# EXERCISE OBJECTIVE:
Arrange the part of the listing that opens with the line containing "- cell-data-content: 平台密码: [102, 474, 197, 501]" and closes with the line containing "- cell-data-content: 平台登入时间: [102, 353, 197, 400]" as a Markdown table with the columns Row and Listing line, leaving out blank lines.

# SUPPLIED INFORMATION:
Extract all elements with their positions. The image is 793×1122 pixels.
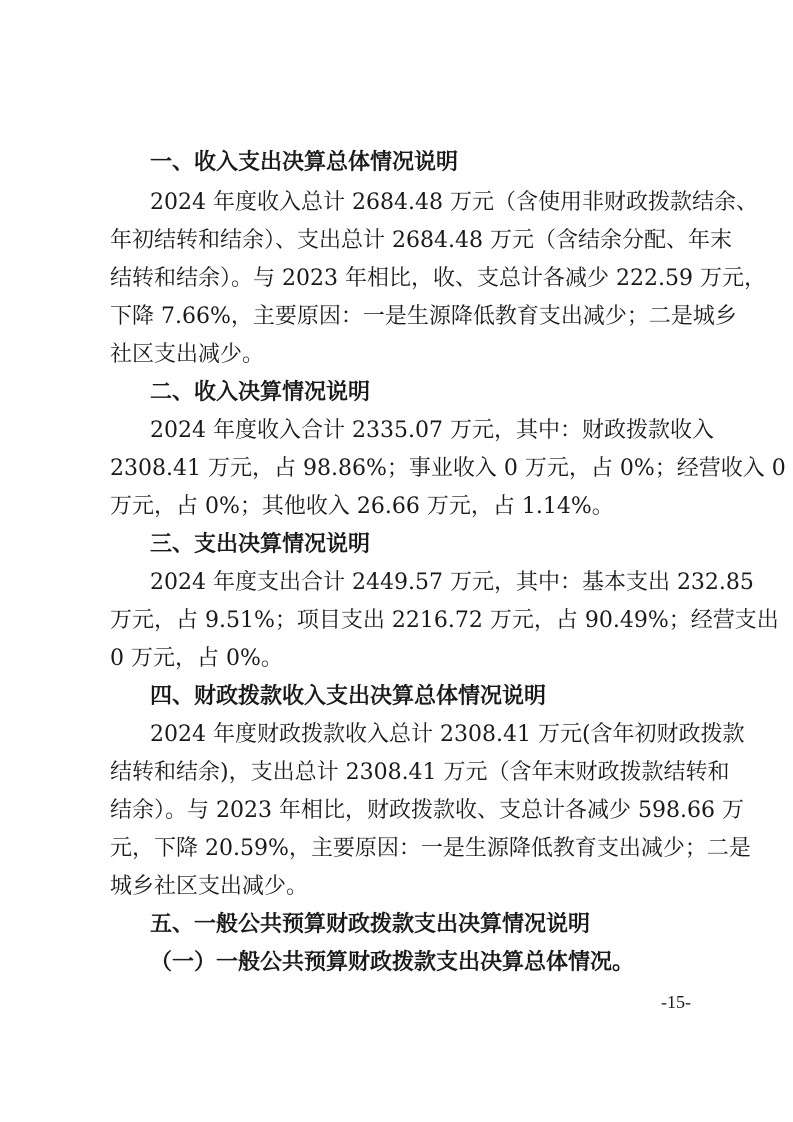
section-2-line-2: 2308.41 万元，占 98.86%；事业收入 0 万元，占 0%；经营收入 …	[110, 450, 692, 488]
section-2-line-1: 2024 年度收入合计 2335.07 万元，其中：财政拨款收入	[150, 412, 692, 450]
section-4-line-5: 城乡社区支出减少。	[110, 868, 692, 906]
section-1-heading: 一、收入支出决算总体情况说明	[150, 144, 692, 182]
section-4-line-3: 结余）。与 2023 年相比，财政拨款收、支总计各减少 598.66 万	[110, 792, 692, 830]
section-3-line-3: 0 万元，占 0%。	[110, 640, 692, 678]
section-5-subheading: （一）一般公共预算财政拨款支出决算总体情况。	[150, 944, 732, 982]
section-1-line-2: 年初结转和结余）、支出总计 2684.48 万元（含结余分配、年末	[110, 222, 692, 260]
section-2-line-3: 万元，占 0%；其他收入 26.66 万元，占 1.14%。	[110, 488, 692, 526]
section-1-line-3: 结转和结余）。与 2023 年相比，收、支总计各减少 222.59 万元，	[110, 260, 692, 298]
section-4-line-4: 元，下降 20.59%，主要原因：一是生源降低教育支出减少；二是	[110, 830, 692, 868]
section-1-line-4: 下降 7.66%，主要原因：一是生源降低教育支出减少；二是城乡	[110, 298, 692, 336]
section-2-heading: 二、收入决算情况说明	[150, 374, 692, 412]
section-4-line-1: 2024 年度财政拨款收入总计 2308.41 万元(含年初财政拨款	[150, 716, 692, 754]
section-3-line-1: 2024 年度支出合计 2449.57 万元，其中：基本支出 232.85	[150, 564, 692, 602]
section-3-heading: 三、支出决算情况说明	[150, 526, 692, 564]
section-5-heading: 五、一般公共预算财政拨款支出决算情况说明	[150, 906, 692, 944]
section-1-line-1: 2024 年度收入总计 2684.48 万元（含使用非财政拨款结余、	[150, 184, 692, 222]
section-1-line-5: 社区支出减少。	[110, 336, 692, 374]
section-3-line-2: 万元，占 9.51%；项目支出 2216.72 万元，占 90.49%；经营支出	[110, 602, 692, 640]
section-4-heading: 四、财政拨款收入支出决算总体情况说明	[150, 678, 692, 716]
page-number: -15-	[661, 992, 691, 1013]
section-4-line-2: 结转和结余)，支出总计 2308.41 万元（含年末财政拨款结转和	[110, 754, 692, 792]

==

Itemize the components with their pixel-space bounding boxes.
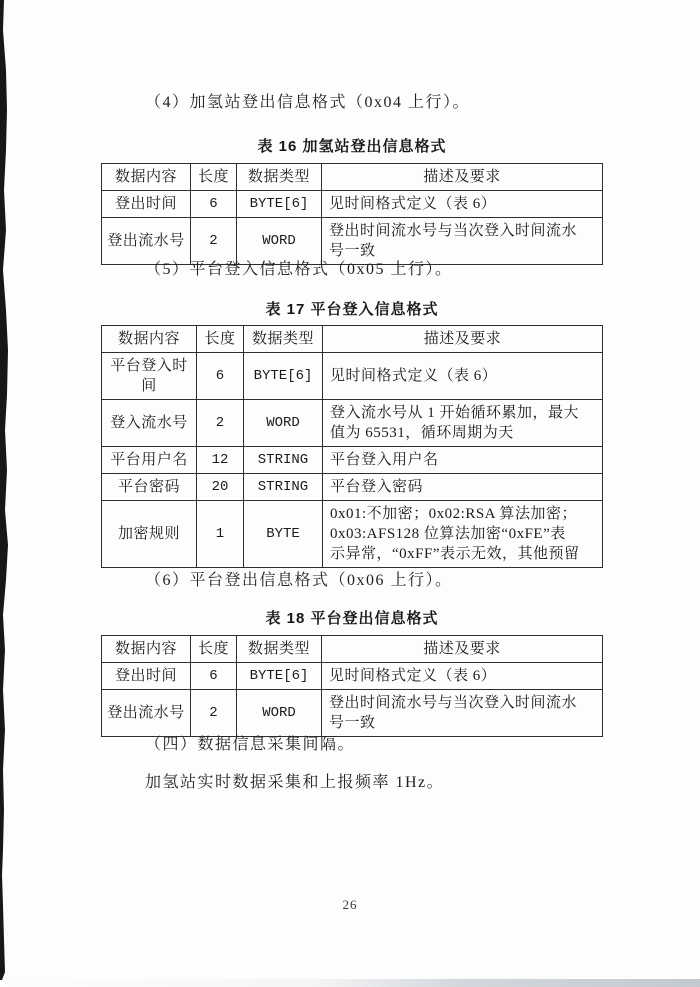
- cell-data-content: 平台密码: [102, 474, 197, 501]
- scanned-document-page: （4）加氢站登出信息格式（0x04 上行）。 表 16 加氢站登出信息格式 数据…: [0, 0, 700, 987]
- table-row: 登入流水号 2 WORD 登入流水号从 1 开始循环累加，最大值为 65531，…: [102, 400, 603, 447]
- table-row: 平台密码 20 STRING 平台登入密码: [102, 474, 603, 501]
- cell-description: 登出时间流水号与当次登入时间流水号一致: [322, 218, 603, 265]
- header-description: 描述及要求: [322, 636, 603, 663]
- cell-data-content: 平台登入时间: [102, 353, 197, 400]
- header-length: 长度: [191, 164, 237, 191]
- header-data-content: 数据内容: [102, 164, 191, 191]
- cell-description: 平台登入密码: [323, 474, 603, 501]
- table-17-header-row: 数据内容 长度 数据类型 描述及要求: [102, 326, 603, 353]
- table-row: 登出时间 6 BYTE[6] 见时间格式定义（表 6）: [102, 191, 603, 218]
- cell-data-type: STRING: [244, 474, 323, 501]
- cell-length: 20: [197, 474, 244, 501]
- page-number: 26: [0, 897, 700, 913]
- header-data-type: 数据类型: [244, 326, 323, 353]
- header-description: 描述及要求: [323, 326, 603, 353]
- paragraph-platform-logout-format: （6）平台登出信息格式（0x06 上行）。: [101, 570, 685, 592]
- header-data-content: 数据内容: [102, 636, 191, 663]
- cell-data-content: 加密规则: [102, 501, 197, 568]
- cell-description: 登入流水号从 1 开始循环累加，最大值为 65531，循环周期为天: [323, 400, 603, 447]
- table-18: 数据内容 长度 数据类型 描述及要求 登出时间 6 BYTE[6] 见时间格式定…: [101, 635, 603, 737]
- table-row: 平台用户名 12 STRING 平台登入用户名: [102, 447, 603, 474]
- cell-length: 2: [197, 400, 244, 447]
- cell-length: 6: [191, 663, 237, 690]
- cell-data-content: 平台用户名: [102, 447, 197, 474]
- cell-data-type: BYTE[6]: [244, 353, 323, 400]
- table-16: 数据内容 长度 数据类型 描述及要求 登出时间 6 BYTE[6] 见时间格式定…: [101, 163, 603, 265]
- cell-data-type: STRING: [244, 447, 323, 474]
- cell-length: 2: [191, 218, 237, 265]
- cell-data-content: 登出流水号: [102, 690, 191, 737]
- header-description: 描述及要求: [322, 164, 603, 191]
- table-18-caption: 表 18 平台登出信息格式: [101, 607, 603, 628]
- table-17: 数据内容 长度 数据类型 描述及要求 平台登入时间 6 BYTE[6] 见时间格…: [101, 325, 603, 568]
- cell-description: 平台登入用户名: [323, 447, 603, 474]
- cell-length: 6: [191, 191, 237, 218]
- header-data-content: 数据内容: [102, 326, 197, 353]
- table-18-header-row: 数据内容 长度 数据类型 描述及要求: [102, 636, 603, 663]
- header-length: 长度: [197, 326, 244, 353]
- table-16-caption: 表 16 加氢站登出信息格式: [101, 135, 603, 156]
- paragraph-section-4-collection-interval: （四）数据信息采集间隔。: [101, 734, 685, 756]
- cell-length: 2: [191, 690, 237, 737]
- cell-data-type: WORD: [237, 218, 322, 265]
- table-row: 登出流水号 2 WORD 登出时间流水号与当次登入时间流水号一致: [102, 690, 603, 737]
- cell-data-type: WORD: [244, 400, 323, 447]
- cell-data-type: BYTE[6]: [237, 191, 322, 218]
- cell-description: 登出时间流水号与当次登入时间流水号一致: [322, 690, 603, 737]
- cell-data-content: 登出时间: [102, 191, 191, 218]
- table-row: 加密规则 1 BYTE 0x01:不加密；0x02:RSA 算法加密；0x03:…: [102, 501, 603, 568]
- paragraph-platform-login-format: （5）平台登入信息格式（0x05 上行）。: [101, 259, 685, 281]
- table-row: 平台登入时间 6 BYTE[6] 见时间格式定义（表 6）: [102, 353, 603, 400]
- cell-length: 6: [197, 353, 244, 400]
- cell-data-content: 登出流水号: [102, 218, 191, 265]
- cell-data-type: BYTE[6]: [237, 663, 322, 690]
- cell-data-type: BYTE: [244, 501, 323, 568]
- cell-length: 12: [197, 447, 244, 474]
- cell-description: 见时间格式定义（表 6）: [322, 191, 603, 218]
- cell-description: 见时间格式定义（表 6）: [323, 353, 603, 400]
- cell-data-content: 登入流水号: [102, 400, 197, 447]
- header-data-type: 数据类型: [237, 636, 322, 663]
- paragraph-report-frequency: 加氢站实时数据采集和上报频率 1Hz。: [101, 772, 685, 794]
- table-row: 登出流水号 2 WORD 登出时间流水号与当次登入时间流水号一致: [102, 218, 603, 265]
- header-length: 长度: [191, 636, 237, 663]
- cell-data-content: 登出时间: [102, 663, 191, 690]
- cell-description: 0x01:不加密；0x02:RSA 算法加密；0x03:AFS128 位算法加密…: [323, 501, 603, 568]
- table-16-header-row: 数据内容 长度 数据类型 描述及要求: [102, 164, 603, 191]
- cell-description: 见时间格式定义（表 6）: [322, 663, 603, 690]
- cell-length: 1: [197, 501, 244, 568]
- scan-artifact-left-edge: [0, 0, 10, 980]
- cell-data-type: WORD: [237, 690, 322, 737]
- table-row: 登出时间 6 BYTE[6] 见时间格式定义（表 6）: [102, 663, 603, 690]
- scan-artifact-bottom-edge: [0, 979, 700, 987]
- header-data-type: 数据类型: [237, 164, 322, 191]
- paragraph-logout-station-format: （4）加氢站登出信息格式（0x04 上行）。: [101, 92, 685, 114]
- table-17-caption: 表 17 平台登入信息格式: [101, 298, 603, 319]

# RIGHT ANSWER:
| Row | Listing line |
|---|---|
| 1 | - cell-data-content: 平台密码: [102, 474, 197, 501] |
| 2 | - scanned-document-page: （4）加氢站登出信息格式（0x04 上行）。 表 16 加氢站登出信息格式 数据…: [0, 0, 700, 987] |
| 3 | - table-row: 登入流水号 2 WORD 登入流水号从 1 开始循环累加，最大值为 65531，…: [102, 400, 603, 447] |
| 4 | - table-row: 平台密码 20 STRING 平台登入密码: [102, 474, 603, 501] |
| 5 | - cell-description: 登出时间流水号与当次登入时间流水号一致: [322, 218, 603, 265] |
| 6 | - header-description: 描述及要求: [322, 636, 603, 663] |
| 7 | - cell-data-content: 平台登入时间: [102, 353, 197, 400] |